> _Task statement_:
Extract each line where the string "this" shows up.

> _Records provided_:

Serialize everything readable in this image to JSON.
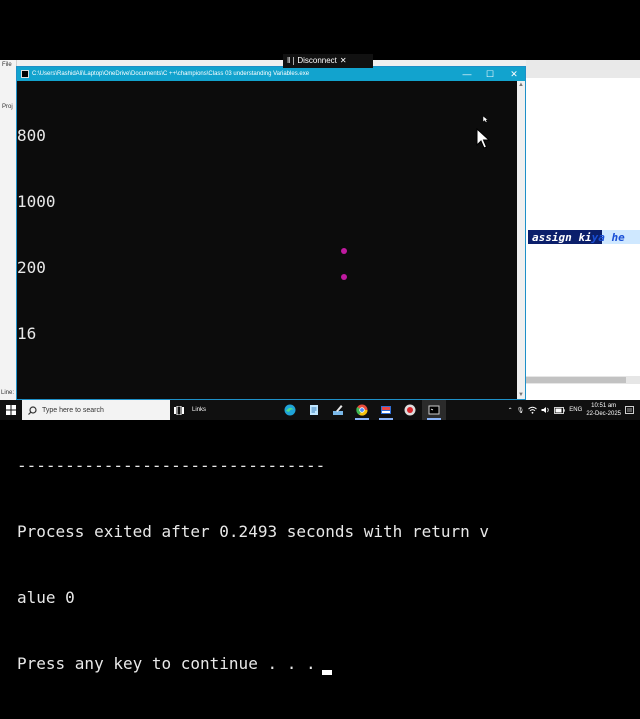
{
  "console": {
    "title": "C:\\Users\\RashidAli\\Laptop\\OneDrive\\Documents\\C ++\\champions\\Class 03 understanding Variables.exe",
    "lines": [
      "800",
      "1000",
      "200",
      "16",
      "",
      "--------------------------------",
      "Process exited after 0.2493 seconds with return v",
      "alue 0",
      "Press any key to continue . . ."
    ],
    "controls": {
      "minimize": "—",
      "maximize": "☐",
      "close": "✕"
    }
  },
  "rdp": {
    "label": "Disconnect"
  },
  "ide": {
    "menu_fragment": "File",
    "side_fragment": "Proj",
    "status_fragment": "Line:",
    "code_selected": " assign ki",
    "code_rest": "ya he"
  },
  "taskbar": {
    "search_placeholder": "Type here to search",
    "links_label": "Links",
    "language": "ENG",
    "time": "10:51 am",
    "date": "22-Dec-2025"
  },
  "colors": {
    "title_bar": "#12a3ce",
    "console_bg": "#0c0c0c",
    "selection": "#0b1f6b",
    "taskbar": "#101010"
  }
}
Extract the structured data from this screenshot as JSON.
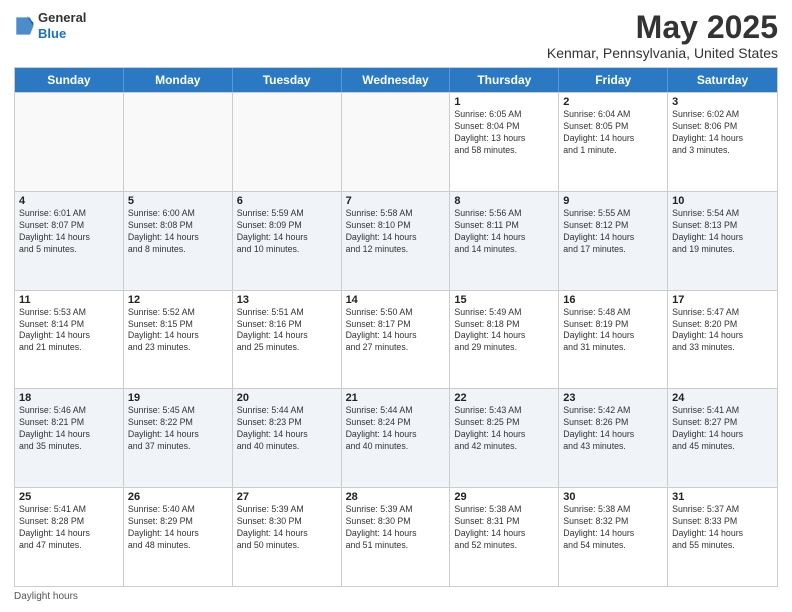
{
  "logo": {
    "general": "General",
    "blue": "Blue"
  },
  "title": "May 2025",
  "subtitle": "Kenmar, Pennsylvania, United States",
  "days": [
    "Sunday",
    "Monday",
    "Tuesday",
    "Wednesday",
    "Thursday",
    "Friday",
    "Saturday"
  ],
  "footer": "Daylight hours",
  "weeks": [
    [
      {
        "date": "",
        "info": ""
      },
      {
        "date": "",
        "info": ""
      },
      {
        "date": "",
        "info": ""
      },
      {
        "date": "",
        "info": ""
      },
      {
        "date": "1",
        "info": "Sunrise: 6:05 AM\nSunset: 8:04 PM\nDaylight: 13 hours\nand 58 minutes."
      },
      {
        "date": "2",
        "info": "Sunrise: 6:04 AM\nSunset: 8:05 PM\nDaylight: 14 hours\nand 1 minute."
      },
      {
        "date": "3",
        "info": "Sunrise: 6:02 AM\nSunset: 8:06 PM\nDaylight: 14 hours\nand 3 minutes."
      }
    ],
    [
      {
        "date": "4",
        "info": "Sunrise: 6:01 AM\nSunset: 8:07 PM\nDaylight: 14 hours\nand 5 minutes."
      },
      {
        "date": "5",
        "info": "Sunrise: 6:00 AM\nSunset: 8:08 PM\nDaylight: 14 hours\nand 8 minutes."
      },
      {
        "date": "6",
        "info": "Sunrise: 5:59 AM\nSunset: 8:09 PM\nDaylight: 14 hours\nand 10 minutes."
      },
      {
        "date": "7",
        "info": "Sunrise: 5:58 AM\nSunset: 8:10 PM\nDaylight: 14 hours\nand 12 minutes."
      },
      {
        "date": "8",
        "info": "Sunrise: 5:56 AM\nSunset: 8:11 PM\nDaylight: 14 hours\nand 14 minutes."
      },
      {
        "date": "9",
        "info": "Sunrise: 5:55 AM\nSunset: 8:12 PM\nDaylight: 14 hours\nand 17 minutes."
      },
      {
        "date": "10",
        "info": "Sunrise: 5:54 AM\nSunset: 8:13 PM\nDaylight: 14 hours\nand 19 minutes."
      }
    ],
    [
      {
        "date": "11",
        "info": "Sunrise: 5:53 AM\nSunset: 8:14 PM\nDaylight: 14 hours\nand 21 minutes."
      },
      {
        "date": "12",
        "info": "Sunrise: 5:52 AM\nSunset: 8:15 PM\nDaylight: 14 hours\nand 23 minutes."
      },
      {
        "date": "13",
        "info": "Sunrise: 5:51 AM\nSunset: 8:16 PM\nDaylight: 14 hours\nand 25 minutes."
      },
      {
        "date": "14",
        "info": "Sunrise: 5:50 AM\nSunset: 8:17 PM\nDaylight: 14 hours\nand 27 minutes."
      },
      {
        "date": "15",
        "info": "Sunrise: 5:49 AM\nSunset: 8:18 PM\nDaylight: 14 hours\nand 29 minutes."
      },
      {
        "date": "16",
        "info": "Sunrise: 5:48 AM\nSunset: 8:19 PM\nDaylight: 14 hours\nand 31 minutes."
      },
      {
        "date": "17",
        "info": "Sunrise: 5:47 AM\nSunset: 8:20 PM\nDaylight: 14 hours\nand 33 minutes."
      }
    ],
    [
      {
        "date": "18",
        "info": "Sunrise: 5:46 AM\nSunset: 8:21 PM\nDaylight: 14 hours\nand 35 minutes."
      },
      {
        "date": "19",
        "info": "Sunrise: 5:45 AM\nSunset: 8:22 PM\nDaylight: 14 hours\nand 37 minutes."
      },
      {
        "date": "20",
        "info": "Sunrise: 5:44 AM\nSunset: 8:23 PM\nDaylight: 14 hours\nand 40 minutes."
      },
      {
        "date": "21",
        "info": "Sunrise: 5:44 AM\nSunset: 8:24 PM\nDaylight: 14 hours\nand 40 minutes."
      },
      {
        "date": "22",
        "info": "Sunrise: 5:43 AM\nSunset: 8:25 PM\nDaylight: 14 hours\nand 42 minutes."
      },
      {
        "date": "23",
        "info": "Sunrise: 5:42 AM\nSunset: 8:26 PM\nDaylight: 14 hours\nand 43 minutes."
      },
      {
        "date": "24",
        "info": "Sunrise: 5:41 AM\nSunset: 8:27 PM\nDaylight: 14 hours\nand 45 minutes."
      }
    ],
    [
      {
        "date": "25",
        "info": "Sunrise: 5:41 AM\nSunset: 8:28 PM\nDaylight: 14 hours\nand 47 minutes."
      },
      {
        "date": "26",
        "info": "Sunrise: 5:40 AM\nSunset: 8:29 PM\nDaylight: 14 hours\nand 48 minutes."
      },
      {
        "date": "27",
        "info": "Sunrise: 5:39 AM\nSunset: 8:30 PM\nDaylight: 14 hours\nand 50 minutes."
      },
      {
        "date": "28",
        "info": "Sunrise: 5:39 AM\nSunset: 8:30 PM\nDaylight: 14 hours\nand 51 minutes."
      },
      {
        "date": "29",
        "info": "Sunrise: 5:38 AM\nSunset: 8:31 PM\nDaylight: 14 hours\nand 52 minutes."
      },
      {
        "date": "30",
        "info": "Sunrise: 5:38 AM\nSunset: 8:32 PM\nDaylight: 14 hours\nand 54 minutes."
      },
      {
        "date": "31",
        "info": "Sunrise: 5:37 AM\nSunset: 8:33 PM\nDaylight: 14 hours\nand 55 minutes."
      }
    ]
  ]
}
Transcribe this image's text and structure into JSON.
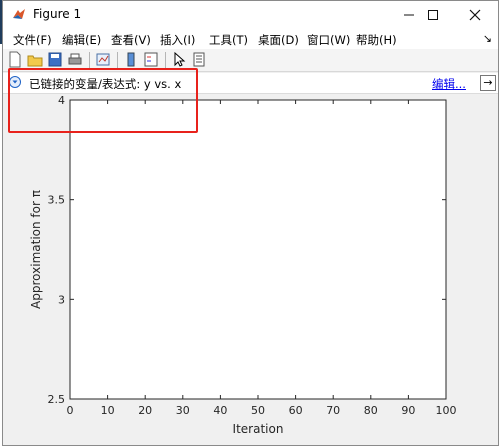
{
  "window": {
    "title": "Figure 1"
  },
  "menu": {
    "items": [
      {
        "label": "文件(F)"
      },
      {
        "label": "编辑(E)"
      },
      {
        "label": "查看(V)"
      },
      {
        "label": "插入(I)"
      },
      {
        "label": "工具(T)"
      },
      {
        "label": "桌面(D)"
      },
      {
        "label": "窗口(W)"
      },
      {
        "label": "帮助(H)"
      }
    ]
  },
  "toolbar": {
    "buttons": [
      "new-figure-icon",
      "open-file-icon",
      "save-icon",
      "print-icon",
      "link-plot-icon",
      "colorbar-icon",
      "legend-icon",
      "pointer-icon",
      "property-editor-icon"
    ]
  },
  "link_bar": {
    "text": "已链接的变量/表达式: y vs. x",
    "edit_label": "编辑...",
    "arrow": "→"
  },
  "chart_data": {
    "type": "line",
    "xlabel": "Iteration",
    "ylabel": "Approximation for π",
    "xlim": [
      0,
      100
    ],
    "ylim": [
      2.5,
      4
    ],
    "xticks": [
      "0",
      "10",
      "20",
      "30",
      "40",
      "50",
      "60",
      "70",
      "80",
      "90",
      "100"
    ],
    "yticks": [
      "2.5",
      "3",
      "3.5",
      "4"
    ],
    "series": [],
    "grid": false
  },
  "colors": {
    "highlight": "#e8221c",
    "link": "#0000ee"
  }
}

> _The response_:
Serialize everything readable in this image to JSON.
Extract the structured data from this screenshot as JSON.
Transcribe this image's text and structure into JSON.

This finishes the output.